DATA FOR THIS EXERCISE:
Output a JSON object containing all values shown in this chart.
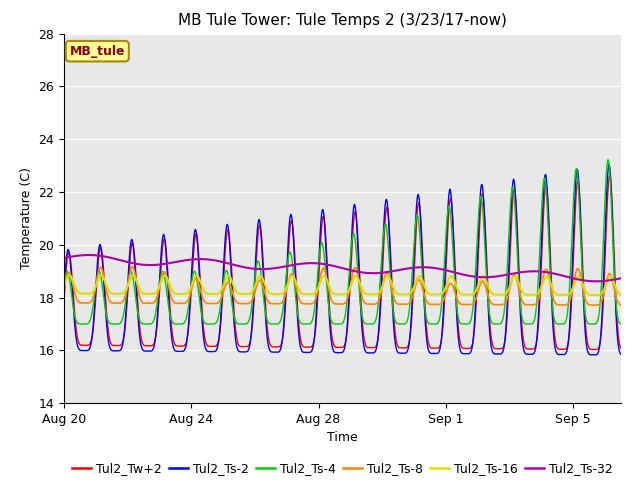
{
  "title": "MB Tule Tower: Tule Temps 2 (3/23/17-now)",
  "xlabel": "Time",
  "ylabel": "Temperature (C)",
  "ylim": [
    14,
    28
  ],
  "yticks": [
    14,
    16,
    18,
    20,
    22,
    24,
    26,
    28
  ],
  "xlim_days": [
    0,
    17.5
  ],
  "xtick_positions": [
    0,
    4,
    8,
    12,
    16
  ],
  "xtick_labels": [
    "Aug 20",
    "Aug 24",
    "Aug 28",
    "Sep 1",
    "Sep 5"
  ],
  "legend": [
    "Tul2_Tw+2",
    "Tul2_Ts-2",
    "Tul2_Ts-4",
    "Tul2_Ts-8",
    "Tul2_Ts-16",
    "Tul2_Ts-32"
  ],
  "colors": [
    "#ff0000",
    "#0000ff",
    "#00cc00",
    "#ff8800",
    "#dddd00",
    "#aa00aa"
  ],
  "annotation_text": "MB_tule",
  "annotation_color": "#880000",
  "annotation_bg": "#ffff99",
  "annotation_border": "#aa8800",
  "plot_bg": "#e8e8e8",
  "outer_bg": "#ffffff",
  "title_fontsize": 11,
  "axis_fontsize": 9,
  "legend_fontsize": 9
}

EXERCISE DESCRIPTION: Repeat all of the entries word for word, but omit the pictures.

TASK ANSWER:
Output a JSON object containing all values shown in this chart.
{
  "title": "MB Tule Tower: Tule Temps 2 (3/23/17-now)",
  "xlabel": "Time",
  "ylabel": "Temperature (C)",
  "ylim": [
    14,
    28
  ],
  "yticks": [
    14,
    16,
    18,
    20,
    22,
    24,
    26,
    28
  ],
  "xlim_days": [
    0,
    17.5
  ],
  "xtick_positions": [
    0,
    4,
    8,
    12,
    16
  ],
  "xtick_labels": [
    "Aug 20",
    "Aug 24",
    "Aug 28",
    "Sep 1",
    "Sep 5"
  ],
  "legend": [
    "Tul2_Tw+2",
    "Tul2_Ts-2",
    "Tul2_Ts-4",
    "Tul2_Ts-8",
    "Tul2_Ts-16",
    "Tul2_Ts-32"
  ],
  "colors": [
    "#ff0000",
    "#0000ff",
    "#00cc00",
    "#ff8800",
    "#dddd00",
    "#aa00aa"
  ],
  "annotation_text": "MB_tule",
  "annotation_color": "#880000",
  "annotation_bg": "#ffff99",
  "annotation_border": "#aa8800",
  "plot_bg": "#e8e8e8",
  "outer_bg": "#ffffff",
  "title_fontsize": 11,
  "axis_fontsize": 9,
  "legend_fontsize": 9
}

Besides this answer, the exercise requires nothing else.